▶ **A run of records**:

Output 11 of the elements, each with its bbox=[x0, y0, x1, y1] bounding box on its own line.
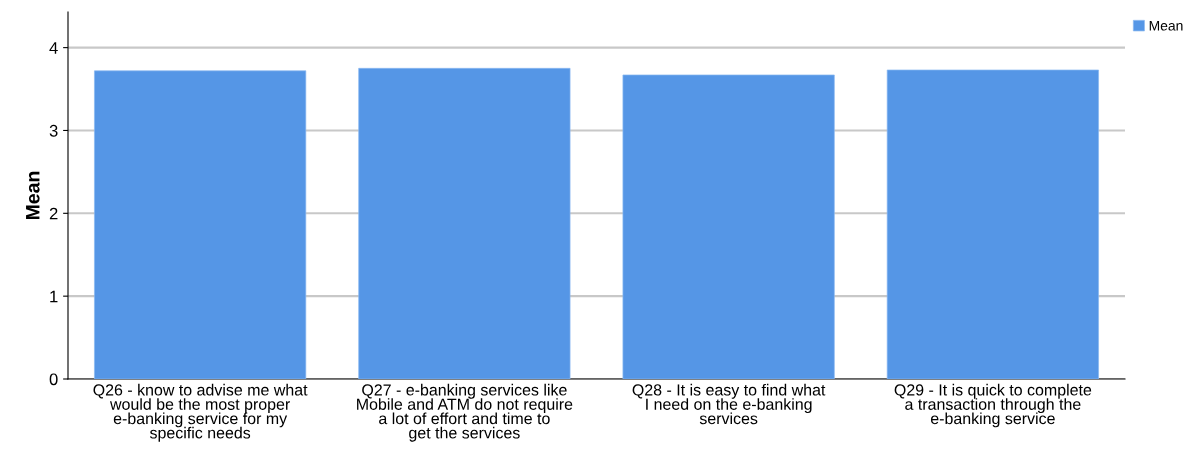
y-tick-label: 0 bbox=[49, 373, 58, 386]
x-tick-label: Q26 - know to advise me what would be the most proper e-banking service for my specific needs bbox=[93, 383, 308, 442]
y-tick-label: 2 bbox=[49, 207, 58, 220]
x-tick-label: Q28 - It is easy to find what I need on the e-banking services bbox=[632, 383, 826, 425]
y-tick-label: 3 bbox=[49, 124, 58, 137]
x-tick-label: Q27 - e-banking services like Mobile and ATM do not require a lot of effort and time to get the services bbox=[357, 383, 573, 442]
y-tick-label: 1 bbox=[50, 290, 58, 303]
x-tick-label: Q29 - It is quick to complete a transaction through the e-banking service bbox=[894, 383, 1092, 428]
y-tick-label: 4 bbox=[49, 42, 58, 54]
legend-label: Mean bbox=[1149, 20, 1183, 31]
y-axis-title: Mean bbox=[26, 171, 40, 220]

--

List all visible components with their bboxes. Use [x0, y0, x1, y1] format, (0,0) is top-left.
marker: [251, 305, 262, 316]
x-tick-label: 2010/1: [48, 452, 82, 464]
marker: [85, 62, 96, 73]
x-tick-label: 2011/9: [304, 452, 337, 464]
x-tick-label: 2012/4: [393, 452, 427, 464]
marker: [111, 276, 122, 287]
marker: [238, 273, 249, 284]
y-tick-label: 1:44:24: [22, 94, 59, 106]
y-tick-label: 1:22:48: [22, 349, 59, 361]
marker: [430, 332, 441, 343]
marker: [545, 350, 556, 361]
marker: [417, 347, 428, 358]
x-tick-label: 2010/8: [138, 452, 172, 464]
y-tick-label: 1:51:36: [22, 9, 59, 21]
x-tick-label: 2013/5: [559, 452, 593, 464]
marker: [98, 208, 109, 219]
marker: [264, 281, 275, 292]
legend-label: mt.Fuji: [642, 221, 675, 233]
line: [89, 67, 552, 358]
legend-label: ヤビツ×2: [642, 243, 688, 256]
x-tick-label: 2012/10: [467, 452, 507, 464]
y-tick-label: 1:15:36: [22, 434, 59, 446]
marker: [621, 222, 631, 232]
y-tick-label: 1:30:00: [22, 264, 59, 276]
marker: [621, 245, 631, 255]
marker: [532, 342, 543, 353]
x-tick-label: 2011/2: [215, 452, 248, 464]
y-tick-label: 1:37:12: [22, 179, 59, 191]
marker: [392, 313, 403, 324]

▶ **Written request**: Return, unchanged, the stretch of the material above from the line containing "List all visible" through the line containing "marker: [392, 313, 403, 324]", with both of those lines included.

▶ **Result**:
List all visible components with their bboxes. Use [x0, y0, x1, y1] format, (0,0) is top-left.
marker: [251, 305, 262, 316]
x-tick-label: 2010/1: [48, 452, 82, 464]
marker: [85, 62, 96, 73]
x-tick-label: 2011/9: [304, 452, 337, 464]
x-tick-label: 2012/4: [393, 452, 427, 464]
marker: [111, 276, 122, 287]
marker: [238, 273, 249, 284]
y-tick-label: 1:44:24: [22, 94, 59, 106]
y-tick-label: 1:22:48: [22, 349, 59, 361]
marker: [430, 332, 441, 343]
marker: [545, 350, 556, 361]
marker: [417, 347, 428, 358]
x-tick-label: 2010/8: [138, 452, 172, 464]
y-tick-label: 1:51:36: [22, 9, 59, 21]
x-tick-label: 2013/5: [559, 452, 593, 464]
marker: [98, 208, 109, 219]
marker: [264, 281, 275, 292]
legend-label: mt.Fuji: [642, 221, 675, 233]
line: [89, 67, 552, 358]
legend-label: ヤビツ×2: [642, 243, 688, 256]
x-tick-label: 2012/10: [467, 452, 507, 464]
y-tick-label: 1:15:36: [22, 434, 59, 446]
marker: [621, 222, 631, 232]
y-tick-label: 1:30:00: [22, 264, 59, 276]
marker: [621, 245, 631, 255]
marker: [532, 342, 543, 353]
x-tick-label: 2011/2: [215, 452, 248, 464]
y-tick-label: 1:37:12: [22, 179, 59, 191]
marker: [392, 313, 403, 324]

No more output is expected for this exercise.